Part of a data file
════════
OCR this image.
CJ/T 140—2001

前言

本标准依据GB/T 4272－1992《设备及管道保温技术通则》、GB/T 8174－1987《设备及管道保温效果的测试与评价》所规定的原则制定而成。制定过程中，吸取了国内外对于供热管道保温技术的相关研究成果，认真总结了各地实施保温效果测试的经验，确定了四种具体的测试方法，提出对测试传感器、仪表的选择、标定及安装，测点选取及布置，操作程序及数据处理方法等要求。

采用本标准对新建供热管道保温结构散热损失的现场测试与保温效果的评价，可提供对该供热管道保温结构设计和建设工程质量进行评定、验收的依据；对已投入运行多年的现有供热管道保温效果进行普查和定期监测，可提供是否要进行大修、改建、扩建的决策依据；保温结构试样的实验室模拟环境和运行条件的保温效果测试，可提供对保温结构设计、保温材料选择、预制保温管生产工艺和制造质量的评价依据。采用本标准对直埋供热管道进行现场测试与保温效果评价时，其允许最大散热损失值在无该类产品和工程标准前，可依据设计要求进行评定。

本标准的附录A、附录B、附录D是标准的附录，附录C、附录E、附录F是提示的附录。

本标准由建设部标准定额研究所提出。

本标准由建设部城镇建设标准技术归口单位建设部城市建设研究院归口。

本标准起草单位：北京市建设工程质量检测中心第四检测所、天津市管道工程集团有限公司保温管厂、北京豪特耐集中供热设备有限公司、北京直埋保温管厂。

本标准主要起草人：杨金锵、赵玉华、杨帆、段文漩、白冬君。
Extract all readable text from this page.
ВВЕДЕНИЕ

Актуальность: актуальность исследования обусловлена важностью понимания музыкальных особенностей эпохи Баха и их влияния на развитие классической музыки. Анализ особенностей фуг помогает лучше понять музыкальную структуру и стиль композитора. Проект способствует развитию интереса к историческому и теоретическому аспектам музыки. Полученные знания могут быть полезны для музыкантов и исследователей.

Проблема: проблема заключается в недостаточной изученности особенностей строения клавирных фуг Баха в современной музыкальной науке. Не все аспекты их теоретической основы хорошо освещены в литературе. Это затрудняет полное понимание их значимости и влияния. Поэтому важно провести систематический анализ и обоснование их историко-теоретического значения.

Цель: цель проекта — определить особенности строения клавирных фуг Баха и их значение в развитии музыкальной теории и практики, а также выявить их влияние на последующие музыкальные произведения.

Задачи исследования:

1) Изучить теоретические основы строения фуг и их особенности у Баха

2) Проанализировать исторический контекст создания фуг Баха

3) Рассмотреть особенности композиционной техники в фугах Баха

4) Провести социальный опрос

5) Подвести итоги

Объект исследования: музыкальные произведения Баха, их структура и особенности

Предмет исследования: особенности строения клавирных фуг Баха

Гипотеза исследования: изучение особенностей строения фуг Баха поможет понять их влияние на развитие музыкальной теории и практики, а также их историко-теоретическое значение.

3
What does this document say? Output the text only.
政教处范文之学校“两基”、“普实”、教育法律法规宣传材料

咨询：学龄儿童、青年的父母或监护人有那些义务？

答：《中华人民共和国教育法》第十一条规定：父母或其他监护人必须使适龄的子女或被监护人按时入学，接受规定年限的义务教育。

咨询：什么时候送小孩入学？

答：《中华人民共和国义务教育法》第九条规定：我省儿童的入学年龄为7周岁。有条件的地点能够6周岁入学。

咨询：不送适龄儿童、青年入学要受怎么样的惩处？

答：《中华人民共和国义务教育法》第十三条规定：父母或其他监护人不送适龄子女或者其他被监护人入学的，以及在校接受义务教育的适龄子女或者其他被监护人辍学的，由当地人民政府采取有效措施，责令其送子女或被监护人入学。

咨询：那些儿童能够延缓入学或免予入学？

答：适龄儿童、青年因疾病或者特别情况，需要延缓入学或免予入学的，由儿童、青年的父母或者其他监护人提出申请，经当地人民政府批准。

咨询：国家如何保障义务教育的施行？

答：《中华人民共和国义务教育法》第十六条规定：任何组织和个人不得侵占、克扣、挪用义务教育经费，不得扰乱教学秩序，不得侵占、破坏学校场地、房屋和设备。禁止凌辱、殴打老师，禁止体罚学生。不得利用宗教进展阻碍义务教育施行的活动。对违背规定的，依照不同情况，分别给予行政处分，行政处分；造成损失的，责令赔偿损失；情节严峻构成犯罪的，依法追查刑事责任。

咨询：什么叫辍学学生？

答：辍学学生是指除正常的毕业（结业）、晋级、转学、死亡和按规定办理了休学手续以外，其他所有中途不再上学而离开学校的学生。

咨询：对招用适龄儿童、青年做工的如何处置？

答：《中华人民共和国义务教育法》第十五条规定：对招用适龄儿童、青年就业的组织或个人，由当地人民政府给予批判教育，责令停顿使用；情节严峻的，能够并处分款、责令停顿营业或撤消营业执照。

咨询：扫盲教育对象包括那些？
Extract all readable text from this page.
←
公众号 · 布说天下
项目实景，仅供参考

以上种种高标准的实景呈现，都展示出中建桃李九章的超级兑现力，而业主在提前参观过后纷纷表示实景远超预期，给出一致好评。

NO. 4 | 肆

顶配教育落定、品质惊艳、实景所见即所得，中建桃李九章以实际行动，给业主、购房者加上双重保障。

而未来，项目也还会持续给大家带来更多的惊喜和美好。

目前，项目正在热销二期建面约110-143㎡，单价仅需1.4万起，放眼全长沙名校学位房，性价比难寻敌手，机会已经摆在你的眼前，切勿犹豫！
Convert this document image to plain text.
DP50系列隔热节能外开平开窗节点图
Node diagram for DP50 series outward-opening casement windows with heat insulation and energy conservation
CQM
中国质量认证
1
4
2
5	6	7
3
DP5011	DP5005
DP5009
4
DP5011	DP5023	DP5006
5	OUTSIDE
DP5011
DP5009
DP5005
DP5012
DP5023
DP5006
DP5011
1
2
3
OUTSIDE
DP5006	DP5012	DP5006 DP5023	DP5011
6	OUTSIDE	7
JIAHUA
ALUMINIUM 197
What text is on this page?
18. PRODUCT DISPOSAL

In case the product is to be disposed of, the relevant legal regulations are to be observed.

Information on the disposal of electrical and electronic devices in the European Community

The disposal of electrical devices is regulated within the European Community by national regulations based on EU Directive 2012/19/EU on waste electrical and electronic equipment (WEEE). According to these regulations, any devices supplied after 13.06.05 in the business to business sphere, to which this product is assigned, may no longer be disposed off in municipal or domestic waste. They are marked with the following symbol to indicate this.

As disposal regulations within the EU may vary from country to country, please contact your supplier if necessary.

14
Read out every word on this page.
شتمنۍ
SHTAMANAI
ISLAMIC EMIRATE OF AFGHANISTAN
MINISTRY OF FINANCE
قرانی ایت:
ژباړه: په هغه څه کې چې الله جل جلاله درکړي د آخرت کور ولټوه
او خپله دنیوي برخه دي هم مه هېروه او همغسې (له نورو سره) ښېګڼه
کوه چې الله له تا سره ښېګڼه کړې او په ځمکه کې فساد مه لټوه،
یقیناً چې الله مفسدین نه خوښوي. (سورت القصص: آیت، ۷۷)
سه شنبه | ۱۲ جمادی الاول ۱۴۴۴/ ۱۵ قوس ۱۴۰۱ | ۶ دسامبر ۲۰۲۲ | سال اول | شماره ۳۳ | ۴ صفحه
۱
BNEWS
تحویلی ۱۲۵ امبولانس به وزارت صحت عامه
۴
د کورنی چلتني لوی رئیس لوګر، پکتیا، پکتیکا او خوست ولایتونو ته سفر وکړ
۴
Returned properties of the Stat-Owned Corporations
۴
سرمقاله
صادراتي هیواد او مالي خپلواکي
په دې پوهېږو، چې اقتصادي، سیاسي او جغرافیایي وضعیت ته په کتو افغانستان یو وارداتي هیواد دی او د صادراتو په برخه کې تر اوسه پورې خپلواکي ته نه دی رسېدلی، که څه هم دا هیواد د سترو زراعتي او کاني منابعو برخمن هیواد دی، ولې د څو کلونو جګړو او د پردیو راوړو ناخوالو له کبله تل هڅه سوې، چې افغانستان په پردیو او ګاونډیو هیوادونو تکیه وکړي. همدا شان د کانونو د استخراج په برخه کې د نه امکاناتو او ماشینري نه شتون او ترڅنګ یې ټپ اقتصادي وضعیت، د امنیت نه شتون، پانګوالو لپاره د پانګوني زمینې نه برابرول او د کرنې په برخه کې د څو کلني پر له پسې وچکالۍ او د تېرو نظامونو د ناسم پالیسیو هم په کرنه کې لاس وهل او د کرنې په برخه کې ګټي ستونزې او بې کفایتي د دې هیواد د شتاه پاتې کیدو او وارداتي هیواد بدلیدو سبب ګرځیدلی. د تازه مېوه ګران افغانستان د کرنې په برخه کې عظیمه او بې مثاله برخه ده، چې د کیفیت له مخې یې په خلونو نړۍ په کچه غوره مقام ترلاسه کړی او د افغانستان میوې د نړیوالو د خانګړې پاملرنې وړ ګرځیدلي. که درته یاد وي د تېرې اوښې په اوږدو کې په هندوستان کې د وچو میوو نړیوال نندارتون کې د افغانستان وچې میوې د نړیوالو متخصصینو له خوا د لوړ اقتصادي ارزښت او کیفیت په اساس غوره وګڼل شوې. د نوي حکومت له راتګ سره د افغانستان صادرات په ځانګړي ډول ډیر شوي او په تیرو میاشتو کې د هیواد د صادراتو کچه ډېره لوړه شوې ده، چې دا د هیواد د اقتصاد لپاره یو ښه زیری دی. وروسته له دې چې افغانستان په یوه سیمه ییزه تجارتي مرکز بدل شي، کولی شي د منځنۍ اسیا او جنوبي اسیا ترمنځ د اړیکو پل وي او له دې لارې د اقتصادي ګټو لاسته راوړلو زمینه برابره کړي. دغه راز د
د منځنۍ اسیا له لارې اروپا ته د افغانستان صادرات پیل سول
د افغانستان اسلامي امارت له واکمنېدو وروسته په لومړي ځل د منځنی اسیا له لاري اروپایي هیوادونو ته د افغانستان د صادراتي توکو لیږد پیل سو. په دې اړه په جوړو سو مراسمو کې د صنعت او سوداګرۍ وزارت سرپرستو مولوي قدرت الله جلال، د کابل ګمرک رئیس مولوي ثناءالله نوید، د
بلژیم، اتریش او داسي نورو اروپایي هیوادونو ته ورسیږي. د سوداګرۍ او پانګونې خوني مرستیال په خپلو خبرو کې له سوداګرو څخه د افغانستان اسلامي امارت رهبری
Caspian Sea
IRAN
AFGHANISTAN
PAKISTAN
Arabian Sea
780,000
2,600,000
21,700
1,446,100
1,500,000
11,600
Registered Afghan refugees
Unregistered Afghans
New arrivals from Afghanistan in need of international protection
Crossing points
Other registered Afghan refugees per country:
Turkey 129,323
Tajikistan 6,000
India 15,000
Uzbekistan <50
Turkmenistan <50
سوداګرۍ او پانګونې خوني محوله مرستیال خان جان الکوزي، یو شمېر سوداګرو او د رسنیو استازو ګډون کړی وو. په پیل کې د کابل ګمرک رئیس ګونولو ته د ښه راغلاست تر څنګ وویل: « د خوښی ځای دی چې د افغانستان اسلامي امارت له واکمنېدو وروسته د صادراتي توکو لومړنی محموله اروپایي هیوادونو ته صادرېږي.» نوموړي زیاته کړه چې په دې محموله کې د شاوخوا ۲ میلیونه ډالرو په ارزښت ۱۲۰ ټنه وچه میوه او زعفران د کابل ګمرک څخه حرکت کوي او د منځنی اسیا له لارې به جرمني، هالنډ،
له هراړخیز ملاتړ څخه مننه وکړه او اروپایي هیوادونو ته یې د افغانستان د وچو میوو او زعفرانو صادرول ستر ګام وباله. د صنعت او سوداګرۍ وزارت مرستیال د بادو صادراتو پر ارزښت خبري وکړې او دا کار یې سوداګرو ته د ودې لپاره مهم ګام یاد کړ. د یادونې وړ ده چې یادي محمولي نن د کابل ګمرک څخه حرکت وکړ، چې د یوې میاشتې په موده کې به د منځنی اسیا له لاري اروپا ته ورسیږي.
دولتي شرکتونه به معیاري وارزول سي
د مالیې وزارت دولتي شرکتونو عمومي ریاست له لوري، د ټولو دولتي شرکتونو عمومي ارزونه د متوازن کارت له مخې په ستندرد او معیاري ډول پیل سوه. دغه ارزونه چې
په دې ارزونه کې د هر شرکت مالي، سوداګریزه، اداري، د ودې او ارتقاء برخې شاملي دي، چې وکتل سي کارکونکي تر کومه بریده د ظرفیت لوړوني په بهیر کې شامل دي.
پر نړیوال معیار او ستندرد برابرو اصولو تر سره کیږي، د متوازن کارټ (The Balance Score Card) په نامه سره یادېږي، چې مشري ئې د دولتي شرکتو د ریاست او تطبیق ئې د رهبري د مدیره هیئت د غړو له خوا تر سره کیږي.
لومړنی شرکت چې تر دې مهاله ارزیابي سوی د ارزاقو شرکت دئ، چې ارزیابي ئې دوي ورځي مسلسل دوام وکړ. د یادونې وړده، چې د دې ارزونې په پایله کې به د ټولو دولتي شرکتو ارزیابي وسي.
════════
[Your instructions]: Consider the entries above and return each line with the string "ستندرد".

[Output of the exercise]:
د مالیې وزارت دولتي شرکتونو عمومي ریاست له لوري، د ټولو دولتي شرکتونو عمومي ارزونه د متوازن کارت له مخې په ستندرد او معیاري ډول پیل سوه. دغه ارزونه چې
پر نړیوال معیار او ستندرد برابرو اصولو تر سره کیږي، د متوازن کارټ (The Balance Score Card) په نامه سره یادېږي، چې مشري ئې د دولتي شرکتو د ریاست او تطبیق ئې د رهبري د مدیره هیئت د غړو له خوا تر سره کیږي.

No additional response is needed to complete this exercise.